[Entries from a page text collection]
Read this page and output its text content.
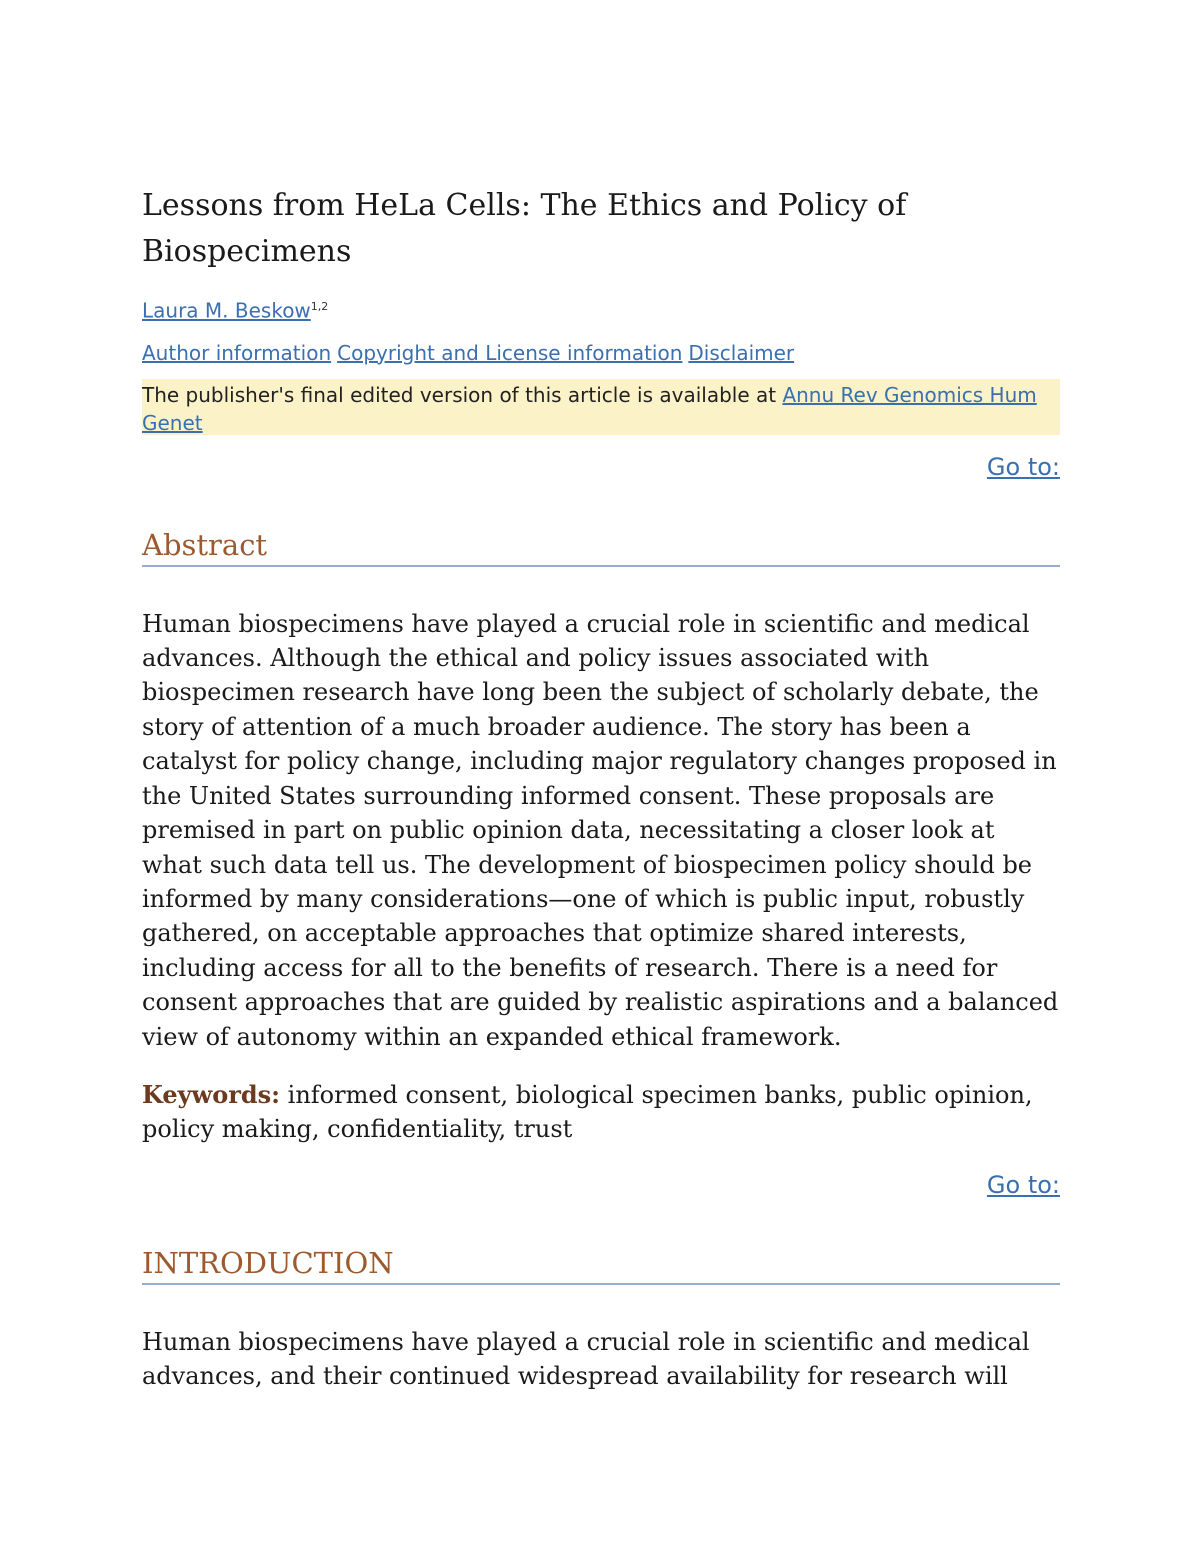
Lessons from HeLa Cells: The Ethics and Policy of Biospecimens
Laura M. Beskow$^{1,2}$
Author information Copyright and License information Disclaimer
The publisher's final edited version of this article is available at Annu Rev Genomics Hum Genet
Go to:
Abstract

Human biospecimens have played a crucial role in scientific and medical advances. Although the ethical and policy issues associated with biospecimen research have long been the subject of scholarly debate, the story of attention of a much broader audience. The story has been a catalyst for policy change, including major regulatory changes proposed in the United States surrounding informed consent. These proposals are premised in part on public opinion data, necessitating a closer look at what such data tell us. The development of biospecimen policy should be informed by many considerations—one of which is public input, robustly gathered, on acceptable approaches that optimize shared interests, including access for all to the benefits of research. There is a need for consent approaches that are guided by realistic aspirations and a balanced view of autonomy within an expanded ethical framework.

Keywords: informed consent, biological specimen banks, public opinion, policy making, confidentiality, trust

Go to:
INTRODUCTION

Human biospecimens have played a crucial role in scientific and medical advances, and their continued widespread availability for research will
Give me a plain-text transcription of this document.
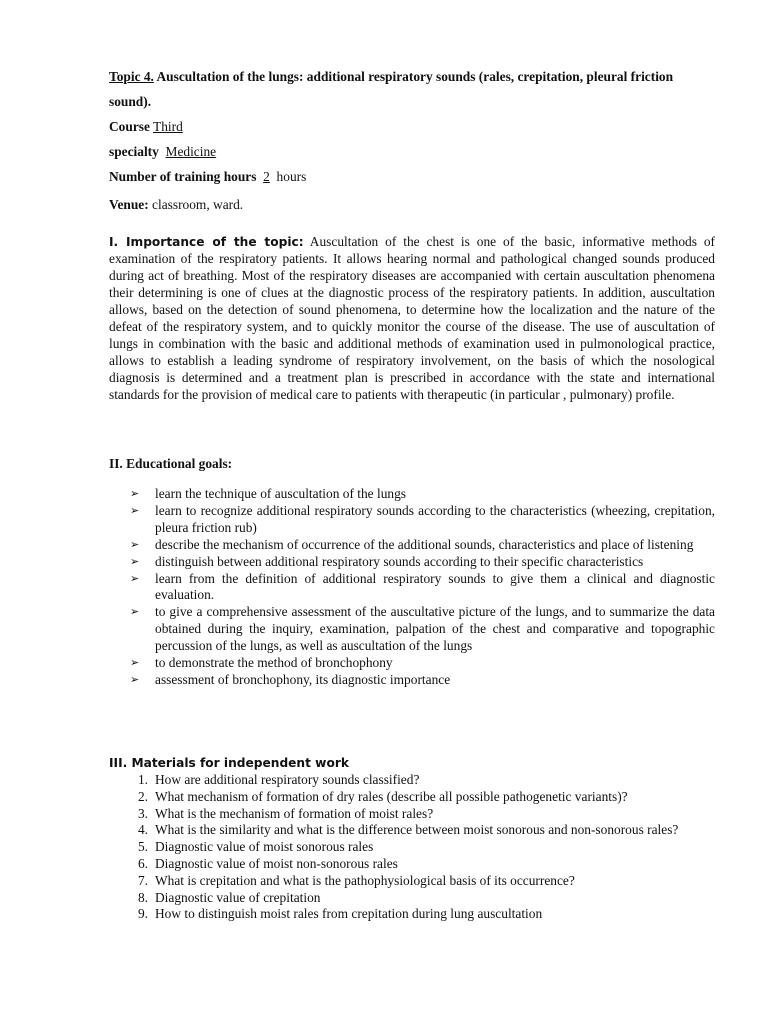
Topic 4. Auscultation of the lungs: additional respiratory sounds (rales, crepitation, pleural friction sound).
Course Third
specialty Medicine
Number of training hours 2 hours
Venue: classroom, ward.
I. Importance of the topic: Auscultation of the chest is one of the basic, informative methods of examination of the respiratory patients. It allows hearing normal and pathological changed sounds produced during act of breathing. Most of the respiratory diseases are accompanied with certain auscultation phenomena their determining is one of clues at the diagnostic process of the respiratory patients. In addition, auscultation allows, based on the detection of sound phenomena, to determine how the localization and the nature of the defeat of the respiratory system, and to quickly monitor the course of the disease. The use of auscultation of lungs in combination with the basic and additional methods of examination used in pulmonological practice, allows to establish a leading syndrome of respiratory involvement, on the basis of which the nosological diagnosis is determined and a treatment plan is prescribed in accordance with the state and international standards for the provision of medical care to patients with therapeutic (in particular , pulmonary) profile.
II. Educational goals:
➢ learn the technique of auscultation of the lungs
➢ learn to recognize additional respiratory sounds according to the characteristics (wheezing, crepitation, pleura friction rub)
➢ describe the mechanism of occurrence of the additional sounds, characteristics and place of listening
➢ distinguish between additional respiratory sounds according to their specific characteristics
➢ learn from the definition of additional respiratory sounds to give them a clinical and diagnostic evaluation.
➢ to give a comprehensive assessment of the auscultative picture of the lungs, and to summarize the data obtained during the inquiry, examination, palpation of the chest and comparative and topographic percussion of the lungs, as well as auscultation of the lungs
➢ to demonstrate the method of bronchophony
➢ assessment of bronchophony, its diagnostic importance
III. Materials for independent work
1. How are additional respiratory sounds classified?
2. What mechanism of formation of dry rales (describe all possible pathogenetic variants)?
3. What is the mechanism of formation of moist rales?
4. What is the similarity and what is the difference between moist sonorous and non-sonorous rales?
5. Diagnostic value of moist sonorous rales
6. Diagnostic value of moist non-sonorous rales
7. What is crepitation and what is the pathophysiological basis of its occurrence?
8. Diagnostic value of crepitation
9. How to distinguish moist rales from crepitation during lung auscultation
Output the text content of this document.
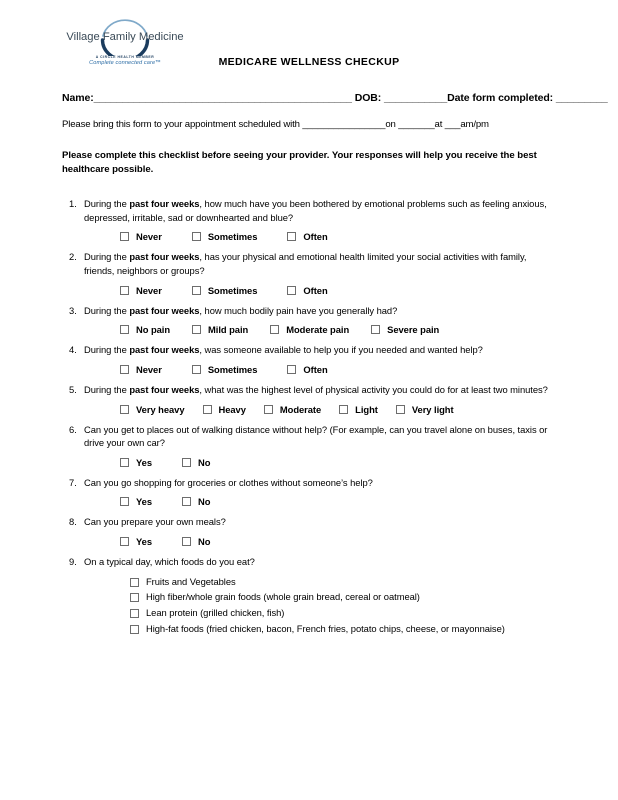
Village Family Medicine
A CIRCLE HEALTH MEMBER
Complete connected care™	MEDICARE WELLNESS CHECKUP
Name:_____________________________________________ DOB: ___________Date form completed: _________
Please bring this form to your appointment scheduled with ________________on _______at ___am/pm
Please complete this checklist before seeing your provider. Your responses will help you receive the best healthcare possible.
1. During the past four weeks, how much have you been bothered by emotional problems such as feeling anxious, depressed, irritable, sad or downhearted and blue?
Never	Sometimes	Often
2. During the past four weeks, has your physical and emotional health limited your social activities with family, friends, neighbors or groups?
Never	Sometimes	Often
3. During the past four weeks, how much bodily pain have you generally had?
No pain	Mild pain	Moderate pain	Severe pain
4. During the past four weeks, was someone available to help you if you needed and wanted help?
Never	Sometimes	Often
5. During the past four weeks, what was the highest level of physical activity you could do for at least two minutes?
Very heavy	Heavy	Moderate	Light	Very light
6. Can you get to places out of walking distance without help? (For example, can you travel alone on buses, taxis or drive your own car?
Yes	No
7. Can you go shopping for groceries or clothes without someone’s help?
Yes	No
8. Can you prepare your own meals?
Yes	No
9. On a typical day, which foods do you eat?
Fruits and Vegetables
High fiber/whole grain foods (whole grain bread, cereal or oatmeal)
Lean protein (grilled chicken, fish)
High-fat foods (fried chicken, bacon, French fries, potato chips, cheese, or mayonnaise)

→ Directions
Copy out every line in the records where the word "physical" is found.

→ Expected answer
2. During the past four weeks, has your physical and emotional health limited your social activities with family, friends, neighbors or groups?
5. During the past four weeks, what was the highest level of physical activity you could do for at least two minutes?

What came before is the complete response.